──────── DOCUMENT SEGMENT

Now Poland is the lone holdout to the European Union unanimously adopting the agreement, after Sweden, Estonia and Malta withdrew their objections in April, Accounting Today reported. Poland and the EU have been negotiating, so there could be some movement at the next meeting of the EU, scheduled for June 12. 

In the United States, the agreement would need to be ratified by Congress, either as legislation or as a treaty. A treaty would need approval by two-thirds of the Senate, but even as legislation, the Senate would present a hurdle, as it would have to be approved via the reconciliation process or face a filibuster.

────────────────
──────── ROWS

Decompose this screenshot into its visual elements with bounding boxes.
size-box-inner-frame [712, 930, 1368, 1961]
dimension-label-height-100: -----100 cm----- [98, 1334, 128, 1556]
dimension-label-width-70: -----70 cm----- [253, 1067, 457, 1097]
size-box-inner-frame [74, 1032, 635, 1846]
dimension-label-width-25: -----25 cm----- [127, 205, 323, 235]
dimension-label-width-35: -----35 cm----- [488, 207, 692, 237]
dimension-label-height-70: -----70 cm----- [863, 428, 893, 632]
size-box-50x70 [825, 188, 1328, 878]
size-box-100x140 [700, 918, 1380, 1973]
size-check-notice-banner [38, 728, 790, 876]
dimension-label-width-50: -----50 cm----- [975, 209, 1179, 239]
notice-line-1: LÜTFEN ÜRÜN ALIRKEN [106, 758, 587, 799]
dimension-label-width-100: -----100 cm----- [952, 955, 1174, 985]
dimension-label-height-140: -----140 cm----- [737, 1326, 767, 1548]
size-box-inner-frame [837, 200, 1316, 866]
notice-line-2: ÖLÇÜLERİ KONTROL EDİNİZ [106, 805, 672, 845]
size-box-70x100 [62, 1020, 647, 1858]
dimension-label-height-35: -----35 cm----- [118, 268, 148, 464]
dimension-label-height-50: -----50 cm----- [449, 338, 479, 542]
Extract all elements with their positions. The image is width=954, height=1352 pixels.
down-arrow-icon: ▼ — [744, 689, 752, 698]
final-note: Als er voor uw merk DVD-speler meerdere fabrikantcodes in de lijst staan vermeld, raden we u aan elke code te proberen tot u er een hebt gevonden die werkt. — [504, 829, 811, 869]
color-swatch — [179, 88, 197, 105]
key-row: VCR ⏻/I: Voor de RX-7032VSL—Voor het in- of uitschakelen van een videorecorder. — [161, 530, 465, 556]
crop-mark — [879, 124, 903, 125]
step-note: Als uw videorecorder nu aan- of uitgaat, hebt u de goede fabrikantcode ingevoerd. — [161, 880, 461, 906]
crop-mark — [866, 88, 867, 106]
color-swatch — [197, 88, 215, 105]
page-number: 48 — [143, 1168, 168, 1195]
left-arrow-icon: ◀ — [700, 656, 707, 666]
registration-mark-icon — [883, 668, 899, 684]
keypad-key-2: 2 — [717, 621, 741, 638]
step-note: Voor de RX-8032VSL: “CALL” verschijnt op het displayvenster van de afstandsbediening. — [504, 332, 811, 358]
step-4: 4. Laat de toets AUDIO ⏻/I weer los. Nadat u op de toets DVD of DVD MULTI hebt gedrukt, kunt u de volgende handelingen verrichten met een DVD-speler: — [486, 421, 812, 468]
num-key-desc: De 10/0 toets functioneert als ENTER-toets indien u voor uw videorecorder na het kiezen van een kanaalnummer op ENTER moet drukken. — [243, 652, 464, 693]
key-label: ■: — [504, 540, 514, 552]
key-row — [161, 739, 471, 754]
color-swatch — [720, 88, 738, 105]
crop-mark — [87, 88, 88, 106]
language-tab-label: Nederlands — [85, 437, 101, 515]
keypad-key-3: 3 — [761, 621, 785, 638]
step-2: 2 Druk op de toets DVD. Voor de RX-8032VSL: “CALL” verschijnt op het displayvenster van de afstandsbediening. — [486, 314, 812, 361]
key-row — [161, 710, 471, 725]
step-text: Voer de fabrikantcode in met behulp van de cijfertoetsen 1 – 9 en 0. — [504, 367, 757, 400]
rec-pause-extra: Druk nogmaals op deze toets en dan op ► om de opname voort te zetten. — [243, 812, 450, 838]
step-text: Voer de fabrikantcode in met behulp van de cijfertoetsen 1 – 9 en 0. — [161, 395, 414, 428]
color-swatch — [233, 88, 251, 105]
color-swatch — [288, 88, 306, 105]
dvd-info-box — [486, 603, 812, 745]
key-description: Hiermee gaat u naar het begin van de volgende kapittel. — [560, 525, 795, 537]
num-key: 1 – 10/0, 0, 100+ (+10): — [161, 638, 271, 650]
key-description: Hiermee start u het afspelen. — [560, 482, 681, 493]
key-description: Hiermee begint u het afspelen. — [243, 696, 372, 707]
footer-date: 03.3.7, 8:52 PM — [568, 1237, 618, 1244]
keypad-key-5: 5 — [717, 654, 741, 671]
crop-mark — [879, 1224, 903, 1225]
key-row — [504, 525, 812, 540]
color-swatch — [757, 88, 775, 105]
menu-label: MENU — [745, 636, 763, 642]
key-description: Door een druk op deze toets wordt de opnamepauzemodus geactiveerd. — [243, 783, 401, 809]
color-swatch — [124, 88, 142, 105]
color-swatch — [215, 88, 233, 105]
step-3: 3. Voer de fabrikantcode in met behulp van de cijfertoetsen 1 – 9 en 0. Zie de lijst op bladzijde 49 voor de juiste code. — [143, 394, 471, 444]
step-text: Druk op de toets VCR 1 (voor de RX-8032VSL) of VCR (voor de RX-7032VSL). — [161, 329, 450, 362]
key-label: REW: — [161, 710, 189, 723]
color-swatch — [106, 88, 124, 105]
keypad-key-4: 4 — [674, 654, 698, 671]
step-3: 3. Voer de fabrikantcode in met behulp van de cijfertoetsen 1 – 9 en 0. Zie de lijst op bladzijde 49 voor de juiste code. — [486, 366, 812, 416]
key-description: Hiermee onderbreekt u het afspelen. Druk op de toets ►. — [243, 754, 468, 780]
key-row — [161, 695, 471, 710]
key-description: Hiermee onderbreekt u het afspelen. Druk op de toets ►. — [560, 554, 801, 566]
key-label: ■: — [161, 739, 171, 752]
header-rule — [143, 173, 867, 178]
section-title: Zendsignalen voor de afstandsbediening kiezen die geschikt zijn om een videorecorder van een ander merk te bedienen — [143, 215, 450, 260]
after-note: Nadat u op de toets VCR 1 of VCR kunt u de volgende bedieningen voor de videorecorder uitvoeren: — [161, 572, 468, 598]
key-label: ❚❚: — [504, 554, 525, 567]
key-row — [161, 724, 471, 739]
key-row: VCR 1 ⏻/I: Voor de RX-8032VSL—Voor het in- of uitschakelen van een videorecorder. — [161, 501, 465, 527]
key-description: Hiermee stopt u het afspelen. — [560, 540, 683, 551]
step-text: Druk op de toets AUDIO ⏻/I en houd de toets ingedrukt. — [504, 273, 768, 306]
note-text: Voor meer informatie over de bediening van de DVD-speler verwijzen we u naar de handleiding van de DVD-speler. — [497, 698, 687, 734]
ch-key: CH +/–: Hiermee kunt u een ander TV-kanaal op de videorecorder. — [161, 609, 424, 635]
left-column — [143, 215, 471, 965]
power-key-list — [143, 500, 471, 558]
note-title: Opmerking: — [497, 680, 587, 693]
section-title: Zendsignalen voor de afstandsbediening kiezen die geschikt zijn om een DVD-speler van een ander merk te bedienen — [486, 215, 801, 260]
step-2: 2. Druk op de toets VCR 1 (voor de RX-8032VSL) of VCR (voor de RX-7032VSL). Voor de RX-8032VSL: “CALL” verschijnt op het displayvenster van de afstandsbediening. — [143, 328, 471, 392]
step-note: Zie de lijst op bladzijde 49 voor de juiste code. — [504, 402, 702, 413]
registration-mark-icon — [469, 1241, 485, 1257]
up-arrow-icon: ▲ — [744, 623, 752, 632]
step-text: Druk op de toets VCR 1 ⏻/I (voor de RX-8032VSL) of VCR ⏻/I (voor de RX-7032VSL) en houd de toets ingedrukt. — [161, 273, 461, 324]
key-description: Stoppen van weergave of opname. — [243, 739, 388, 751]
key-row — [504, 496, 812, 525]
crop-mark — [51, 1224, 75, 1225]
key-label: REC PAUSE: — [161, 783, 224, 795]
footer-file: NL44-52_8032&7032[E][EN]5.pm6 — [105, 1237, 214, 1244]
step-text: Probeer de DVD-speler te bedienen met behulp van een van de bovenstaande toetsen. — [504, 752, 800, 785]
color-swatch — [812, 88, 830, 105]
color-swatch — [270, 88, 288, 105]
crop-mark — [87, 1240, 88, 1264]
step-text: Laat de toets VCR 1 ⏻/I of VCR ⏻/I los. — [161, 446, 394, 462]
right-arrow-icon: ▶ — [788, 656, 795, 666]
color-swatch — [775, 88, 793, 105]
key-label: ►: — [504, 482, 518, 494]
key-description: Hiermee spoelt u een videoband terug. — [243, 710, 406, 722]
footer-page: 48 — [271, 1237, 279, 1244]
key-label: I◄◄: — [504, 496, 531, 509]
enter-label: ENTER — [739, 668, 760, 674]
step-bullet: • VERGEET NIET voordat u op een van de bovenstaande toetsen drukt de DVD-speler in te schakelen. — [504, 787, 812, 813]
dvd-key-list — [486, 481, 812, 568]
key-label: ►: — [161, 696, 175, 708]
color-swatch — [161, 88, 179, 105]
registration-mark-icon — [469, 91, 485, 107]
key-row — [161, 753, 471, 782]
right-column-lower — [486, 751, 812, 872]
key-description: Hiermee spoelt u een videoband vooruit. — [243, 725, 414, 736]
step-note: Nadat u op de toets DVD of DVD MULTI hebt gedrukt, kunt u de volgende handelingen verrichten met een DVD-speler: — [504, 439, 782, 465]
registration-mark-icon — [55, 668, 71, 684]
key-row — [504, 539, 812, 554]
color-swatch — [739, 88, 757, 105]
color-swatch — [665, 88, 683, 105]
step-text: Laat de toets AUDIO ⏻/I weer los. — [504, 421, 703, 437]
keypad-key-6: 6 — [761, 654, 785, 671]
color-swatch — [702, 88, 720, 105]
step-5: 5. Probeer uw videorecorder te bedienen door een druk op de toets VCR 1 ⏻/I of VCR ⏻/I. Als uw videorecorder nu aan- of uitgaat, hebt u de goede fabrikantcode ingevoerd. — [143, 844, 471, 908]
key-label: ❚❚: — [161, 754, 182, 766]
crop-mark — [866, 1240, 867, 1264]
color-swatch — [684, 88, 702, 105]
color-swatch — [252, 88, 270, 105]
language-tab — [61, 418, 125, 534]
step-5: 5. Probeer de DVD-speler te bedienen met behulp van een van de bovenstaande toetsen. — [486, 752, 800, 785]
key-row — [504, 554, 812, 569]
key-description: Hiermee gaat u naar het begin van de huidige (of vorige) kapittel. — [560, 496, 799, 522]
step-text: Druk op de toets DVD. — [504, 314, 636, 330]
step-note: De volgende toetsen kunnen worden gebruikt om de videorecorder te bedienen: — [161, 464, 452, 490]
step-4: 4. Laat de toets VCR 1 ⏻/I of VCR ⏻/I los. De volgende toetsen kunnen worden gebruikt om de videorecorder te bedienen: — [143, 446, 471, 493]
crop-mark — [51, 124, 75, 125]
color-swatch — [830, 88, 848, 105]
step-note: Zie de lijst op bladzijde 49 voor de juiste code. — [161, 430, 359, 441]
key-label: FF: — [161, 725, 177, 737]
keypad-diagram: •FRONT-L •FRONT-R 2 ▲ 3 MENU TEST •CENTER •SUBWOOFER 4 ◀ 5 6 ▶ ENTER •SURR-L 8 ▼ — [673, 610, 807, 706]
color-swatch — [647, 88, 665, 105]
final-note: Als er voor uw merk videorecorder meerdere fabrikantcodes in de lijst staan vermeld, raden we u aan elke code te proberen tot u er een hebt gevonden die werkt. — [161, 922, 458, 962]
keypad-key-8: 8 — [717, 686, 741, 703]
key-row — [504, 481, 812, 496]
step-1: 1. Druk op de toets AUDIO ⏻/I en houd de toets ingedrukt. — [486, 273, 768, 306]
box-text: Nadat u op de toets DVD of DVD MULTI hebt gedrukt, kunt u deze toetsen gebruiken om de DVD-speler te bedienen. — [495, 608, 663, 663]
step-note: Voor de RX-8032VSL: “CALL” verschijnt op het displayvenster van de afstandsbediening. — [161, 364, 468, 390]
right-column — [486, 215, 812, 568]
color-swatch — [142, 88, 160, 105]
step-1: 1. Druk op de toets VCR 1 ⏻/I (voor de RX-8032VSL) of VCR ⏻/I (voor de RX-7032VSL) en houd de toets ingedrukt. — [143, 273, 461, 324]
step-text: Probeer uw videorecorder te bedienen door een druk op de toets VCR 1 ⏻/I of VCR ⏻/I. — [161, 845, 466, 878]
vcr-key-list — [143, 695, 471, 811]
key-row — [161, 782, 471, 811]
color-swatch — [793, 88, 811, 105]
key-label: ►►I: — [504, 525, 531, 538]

────────────────

Pick up the text about the European Union and United States approving the agreement, and continue it from its last sentence.

[ANSWER TO THE TASK]
Accounting Today, quoted Todd Simmens, technical practice leader of tax policy and legislation at BDO USA, who said, “I don’t think reconciliation will happen any longer before the November midterm elections, so it would have to be a standalone tax bill which would be subject to filibuster. So, it comes down to whether there are enough days left on the calendar and is there enough interest in doing it? There are other priorities, there are recesses and it’s an election year. I think there is enough support for the policy behind the agreement, but the question is whether Congress can get its political act together to do something.” 

Simmens noted that the global agreement could help offset revenue losses from the Tax Cuts and Jobs Act.  “The TCJA is a net revenue loser according to the Joint Committee,” he said, adding that adopting the global minimum tax would increase U.S. revenue by $100 billion.”